Instructions for the task: Collect from the data below each line with "Dewpoint".

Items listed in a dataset
* begin *
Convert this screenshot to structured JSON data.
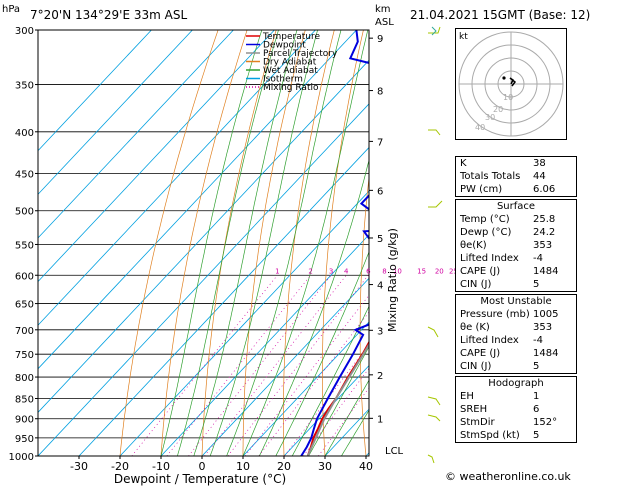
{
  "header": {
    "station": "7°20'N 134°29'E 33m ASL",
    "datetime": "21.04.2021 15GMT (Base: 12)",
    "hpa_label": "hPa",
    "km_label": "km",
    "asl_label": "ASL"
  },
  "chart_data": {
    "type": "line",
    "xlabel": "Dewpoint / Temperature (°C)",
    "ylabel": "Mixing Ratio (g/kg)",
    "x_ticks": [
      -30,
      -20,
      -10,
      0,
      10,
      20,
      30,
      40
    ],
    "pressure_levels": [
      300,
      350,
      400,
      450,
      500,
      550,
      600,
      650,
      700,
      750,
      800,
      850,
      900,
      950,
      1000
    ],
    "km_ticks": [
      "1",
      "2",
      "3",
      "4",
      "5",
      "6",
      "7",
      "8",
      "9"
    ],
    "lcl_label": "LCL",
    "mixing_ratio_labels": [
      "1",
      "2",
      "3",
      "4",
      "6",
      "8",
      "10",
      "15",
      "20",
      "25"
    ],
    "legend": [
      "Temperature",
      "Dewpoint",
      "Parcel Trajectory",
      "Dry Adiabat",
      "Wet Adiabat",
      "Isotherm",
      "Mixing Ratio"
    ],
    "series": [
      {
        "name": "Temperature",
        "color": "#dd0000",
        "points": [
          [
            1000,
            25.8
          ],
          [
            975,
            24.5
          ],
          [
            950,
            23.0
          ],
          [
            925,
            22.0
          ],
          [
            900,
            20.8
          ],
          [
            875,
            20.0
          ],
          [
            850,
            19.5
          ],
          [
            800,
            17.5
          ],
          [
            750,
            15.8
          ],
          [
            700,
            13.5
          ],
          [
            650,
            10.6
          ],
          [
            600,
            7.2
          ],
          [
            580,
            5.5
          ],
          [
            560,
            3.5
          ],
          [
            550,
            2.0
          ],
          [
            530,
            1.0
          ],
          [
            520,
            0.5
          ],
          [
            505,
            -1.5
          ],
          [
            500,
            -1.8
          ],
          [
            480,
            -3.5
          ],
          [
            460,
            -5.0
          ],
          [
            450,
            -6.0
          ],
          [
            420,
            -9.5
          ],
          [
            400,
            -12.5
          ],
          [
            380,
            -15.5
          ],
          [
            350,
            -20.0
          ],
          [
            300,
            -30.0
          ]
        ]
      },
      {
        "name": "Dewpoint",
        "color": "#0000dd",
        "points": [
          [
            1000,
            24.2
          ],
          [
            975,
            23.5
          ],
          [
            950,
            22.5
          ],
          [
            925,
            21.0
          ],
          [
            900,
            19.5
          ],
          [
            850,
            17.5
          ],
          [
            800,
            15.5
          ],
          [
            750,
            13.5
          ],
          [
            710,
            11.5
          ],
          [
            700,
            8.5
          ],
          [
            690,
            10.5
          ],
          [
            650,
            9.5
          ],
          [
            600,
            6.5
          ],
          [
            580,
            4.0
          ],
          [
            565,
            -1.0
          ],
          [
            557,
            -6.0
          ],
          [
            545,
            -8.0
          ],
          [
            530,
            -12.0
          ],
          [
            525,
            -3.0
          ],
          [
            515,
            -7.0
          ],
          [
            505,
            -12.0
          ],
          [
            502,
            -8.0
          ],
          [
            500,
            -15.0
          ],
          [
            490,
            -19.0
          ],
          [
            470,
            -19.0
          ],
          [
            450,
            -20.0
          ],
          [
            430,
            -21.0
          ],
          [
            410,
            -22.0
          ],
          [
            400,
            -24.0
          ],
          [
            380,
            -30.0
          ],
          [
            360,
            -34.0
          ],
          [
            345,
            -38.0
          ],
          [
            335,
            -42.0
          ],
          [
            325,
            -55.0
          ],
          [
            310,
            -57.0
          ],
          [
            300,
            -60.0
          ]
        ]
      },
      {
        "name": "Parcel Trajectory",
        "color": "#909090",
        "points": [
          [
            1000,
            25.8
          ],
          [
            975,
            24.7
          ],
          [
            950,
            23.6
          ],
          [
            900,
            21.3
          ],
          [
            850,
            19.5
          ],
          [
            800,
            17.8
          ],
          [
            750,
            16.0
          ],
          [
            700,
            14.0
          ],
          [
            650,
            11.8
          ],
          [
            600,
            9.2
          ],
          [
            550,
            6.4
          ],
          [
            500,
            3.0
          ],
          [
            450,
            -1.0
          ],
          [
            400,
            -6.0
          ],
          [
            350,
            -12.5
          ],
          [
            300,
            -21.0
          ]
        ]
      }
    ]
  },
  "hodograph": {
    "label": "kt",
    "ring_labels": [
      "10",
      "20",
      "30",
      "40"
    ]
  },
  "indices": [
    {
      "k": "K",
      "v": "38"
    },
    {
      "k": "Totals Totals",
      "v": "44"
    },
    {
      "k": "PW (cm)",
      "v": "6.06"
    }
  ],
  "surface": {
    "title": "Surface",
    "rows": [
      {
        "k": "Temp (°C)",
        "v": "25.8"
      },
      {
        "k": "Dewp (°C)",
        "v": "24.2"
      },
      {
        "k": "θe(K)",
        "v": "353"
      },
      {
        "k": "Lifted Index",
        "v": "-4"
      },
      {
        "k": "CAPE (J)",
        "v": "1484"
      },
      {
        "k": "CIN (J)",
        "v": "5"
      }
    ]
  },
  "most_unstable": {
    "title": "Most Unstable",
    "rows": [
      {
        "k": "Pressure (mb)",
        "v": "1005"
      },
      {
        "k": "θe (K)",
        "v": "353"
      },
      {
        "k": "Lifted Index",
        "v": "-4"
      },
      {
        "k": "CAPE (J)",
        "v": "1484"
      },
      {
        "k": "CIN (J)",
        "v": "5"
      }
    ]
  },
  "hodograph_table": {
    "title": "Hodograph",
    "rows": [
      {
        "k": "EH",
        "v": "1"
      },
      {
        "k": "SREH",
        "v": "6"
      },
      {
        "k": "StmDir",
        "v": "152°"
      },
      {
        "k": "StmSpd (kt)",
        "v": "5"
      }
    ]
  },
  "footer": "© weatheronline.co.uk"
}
* end *
* begin *
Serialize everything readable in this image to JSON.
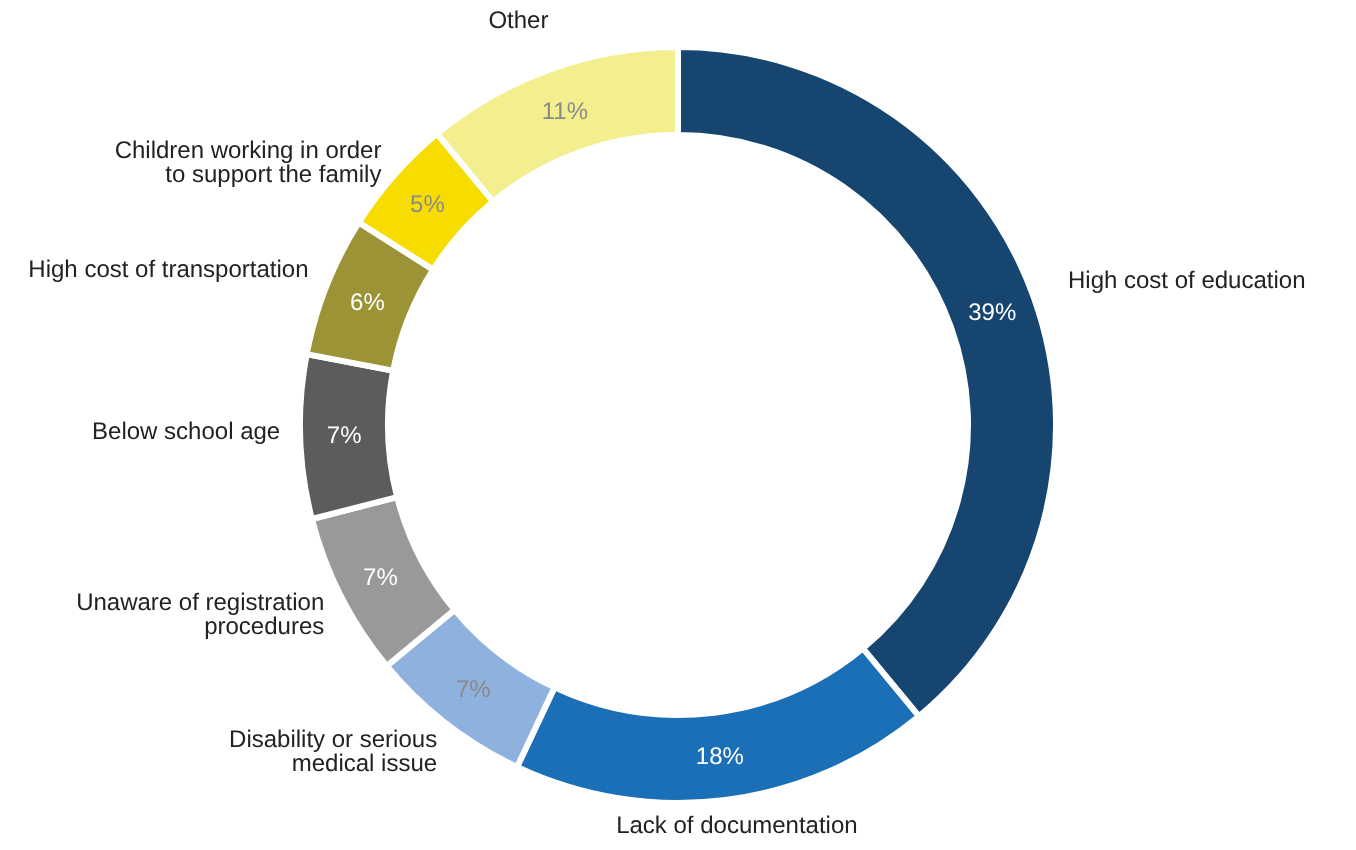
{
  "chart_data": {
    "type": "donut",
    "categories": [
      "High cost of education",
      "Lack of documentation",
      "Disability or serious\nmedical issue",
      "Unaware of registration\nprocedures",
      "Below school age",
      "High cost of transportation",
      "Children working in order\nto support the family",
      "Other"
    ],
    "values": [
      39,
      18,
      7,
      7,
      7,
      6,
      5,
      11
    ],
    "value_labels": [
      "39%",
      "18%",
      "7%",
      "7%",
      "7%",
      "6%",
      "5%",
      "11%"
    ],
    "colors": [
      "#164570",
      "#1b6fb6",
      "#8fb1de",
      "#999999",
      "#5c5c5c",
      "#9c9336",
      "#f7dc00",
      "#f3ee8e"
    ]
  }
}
* end *
* begin *
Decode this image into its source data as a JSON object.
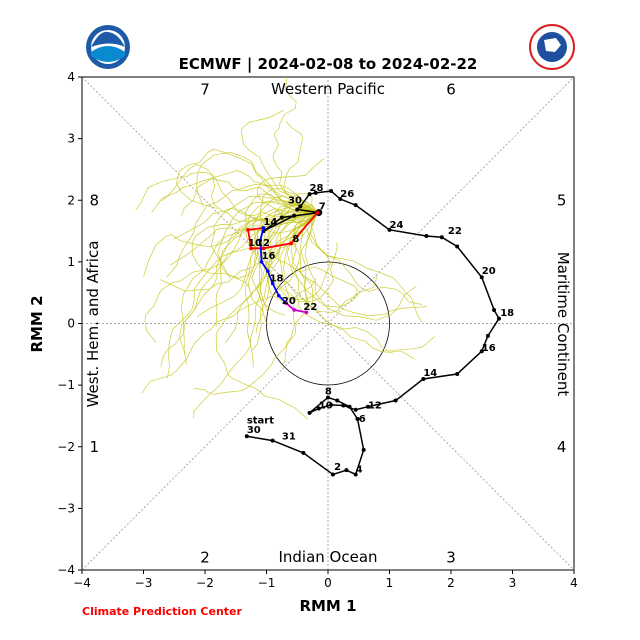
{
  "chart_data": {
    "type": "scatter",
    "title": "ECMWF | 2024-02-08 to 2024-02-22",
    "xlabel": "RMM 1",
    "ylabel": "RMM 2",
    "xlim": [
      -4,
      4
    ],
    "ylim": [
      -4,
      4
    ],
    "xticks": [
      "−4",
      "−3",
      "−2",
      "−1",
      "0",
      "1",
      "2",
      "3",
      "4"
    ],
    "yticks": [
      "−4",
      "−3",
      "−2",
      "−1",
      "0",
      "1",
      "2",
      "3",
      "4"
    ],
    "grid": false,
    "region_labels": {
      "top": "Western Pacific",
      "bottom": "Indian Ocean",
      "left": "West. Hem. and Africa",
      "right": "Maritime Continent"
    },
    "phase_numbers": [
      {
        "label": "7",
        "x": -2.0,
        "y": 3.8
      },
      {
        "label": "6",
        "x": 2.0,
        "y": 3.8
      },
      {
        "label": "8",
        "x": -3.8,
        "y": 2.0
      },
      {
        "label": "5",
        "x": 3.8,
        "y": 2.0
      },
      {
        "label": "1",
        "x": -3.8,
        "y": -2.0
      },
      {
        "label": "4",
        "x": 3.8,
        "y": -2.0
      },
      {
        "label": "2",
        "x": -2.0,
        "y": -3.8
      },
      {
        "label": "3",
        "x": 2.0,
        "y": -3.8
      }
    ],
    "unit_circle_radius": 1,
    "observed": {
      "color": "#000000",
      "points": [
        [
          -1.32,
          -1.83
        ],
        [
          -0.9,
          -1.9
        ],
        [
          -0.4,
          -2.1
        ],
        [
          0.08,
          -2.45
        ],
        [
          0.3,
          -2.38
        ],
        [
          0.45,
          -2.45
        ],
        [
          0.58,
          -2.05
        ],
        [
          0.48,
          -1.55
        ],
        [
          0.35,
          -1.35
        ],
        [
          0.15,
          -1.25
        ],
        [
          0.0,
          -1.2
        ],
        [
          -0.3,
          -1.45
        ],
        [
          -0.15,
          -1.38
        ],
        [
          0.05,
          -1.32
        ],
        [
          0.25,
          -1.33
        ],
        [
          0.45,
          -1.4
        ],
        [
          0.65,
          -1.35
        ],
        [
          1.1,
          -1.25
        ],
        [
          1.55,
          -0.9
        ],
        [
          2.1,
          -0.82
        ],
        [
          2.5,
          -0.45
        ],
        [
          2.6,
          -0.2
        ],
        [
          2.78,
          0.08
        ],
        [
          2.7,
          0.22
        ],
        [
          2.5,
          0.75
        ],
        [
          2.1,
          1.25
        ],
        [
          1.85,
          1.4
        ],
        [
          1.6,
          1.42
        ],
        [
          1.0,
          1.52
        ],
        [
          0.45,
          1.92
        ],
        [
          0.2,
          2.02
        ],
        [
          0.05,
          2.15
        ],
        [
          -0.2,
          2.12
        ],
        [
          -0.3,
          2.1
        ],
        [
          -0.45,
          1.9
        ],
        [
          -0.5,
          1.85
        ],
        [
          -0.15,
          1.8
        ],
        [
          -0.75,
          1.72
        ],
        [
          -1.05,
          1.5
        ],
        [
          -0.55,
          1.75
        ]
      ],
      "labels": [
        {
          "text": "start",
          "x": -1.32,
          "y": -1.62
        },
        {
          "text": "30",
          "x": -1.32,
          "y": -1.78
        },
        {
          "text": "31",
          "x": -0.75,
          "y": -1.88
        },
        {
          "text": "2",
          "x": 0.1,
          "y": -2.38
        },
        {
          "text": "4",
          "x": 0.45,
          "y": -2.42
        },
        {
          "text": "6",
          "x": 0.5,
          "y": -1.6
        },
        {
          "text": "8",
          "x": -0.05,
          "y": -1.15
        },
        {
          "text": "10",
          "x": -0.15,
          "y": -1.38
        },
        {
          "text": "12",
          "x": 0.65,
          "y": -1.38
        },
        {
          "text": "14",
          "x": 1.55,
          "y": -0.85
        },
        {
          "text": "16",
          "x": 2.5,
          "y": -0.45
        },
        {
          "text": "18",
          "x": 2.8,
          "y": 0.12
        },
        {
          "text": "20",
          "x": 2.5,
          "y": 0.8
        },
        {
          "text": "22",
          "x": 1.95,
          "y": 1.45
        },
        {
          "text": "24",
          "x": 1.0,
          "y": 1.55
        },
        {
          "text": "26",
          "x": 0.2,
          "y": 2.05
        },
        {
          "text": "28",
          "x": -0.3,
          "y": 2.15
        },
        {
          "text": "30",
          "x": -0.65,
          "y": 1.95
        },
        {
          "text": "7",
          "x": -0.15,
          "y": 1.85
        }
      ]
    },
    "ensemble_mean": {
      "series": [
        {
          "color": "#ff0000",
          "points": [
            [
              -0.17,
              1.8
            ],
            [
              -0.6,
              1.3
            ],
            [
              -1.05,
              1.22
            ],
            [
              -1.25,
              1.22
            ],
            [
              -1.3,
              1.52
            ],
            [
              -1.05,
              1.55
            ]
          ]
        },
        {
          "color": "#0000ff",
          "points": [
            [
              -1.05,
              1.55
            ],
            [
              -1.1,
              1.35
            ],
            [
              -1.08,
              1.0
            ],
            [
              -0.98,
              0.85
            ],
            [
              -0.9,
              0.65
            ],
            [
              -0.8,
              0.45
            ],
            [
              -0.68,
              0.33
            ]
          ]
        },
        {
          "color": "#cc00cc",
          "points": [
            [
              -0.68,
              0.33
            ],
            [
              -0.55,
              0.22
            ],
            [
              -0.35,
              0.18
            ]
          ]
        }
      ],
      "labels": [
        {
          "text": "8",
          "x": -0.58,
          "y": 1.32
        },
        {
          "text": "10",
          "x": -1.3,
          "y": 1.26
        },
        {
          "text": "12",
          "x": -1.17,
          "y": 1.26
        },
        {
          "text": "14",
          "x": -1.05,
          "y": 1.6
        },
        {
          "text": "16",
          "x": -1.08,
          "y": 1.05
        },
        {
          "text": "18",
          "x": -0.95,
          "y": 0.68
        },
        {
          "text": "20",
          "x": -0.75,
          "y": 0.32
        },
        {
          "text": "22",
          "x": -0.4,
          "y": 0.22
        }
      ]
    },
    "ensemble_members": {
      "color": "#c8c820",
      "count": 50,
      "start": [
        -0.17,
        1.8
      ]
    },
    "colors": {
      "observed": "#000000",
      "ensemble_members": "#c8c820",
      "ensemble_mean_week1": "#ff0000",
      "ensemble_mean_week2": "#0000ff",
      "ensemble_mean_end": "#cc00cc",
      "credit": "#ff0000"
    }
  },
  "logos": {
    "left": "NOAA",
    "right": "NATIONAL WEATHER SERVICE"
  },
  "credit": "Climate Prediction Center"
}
* end *
Response:
    "xlabel": "Dewpoint / Temperature (°C)",
      "Dewpoint",
        "name": "Dewpoint",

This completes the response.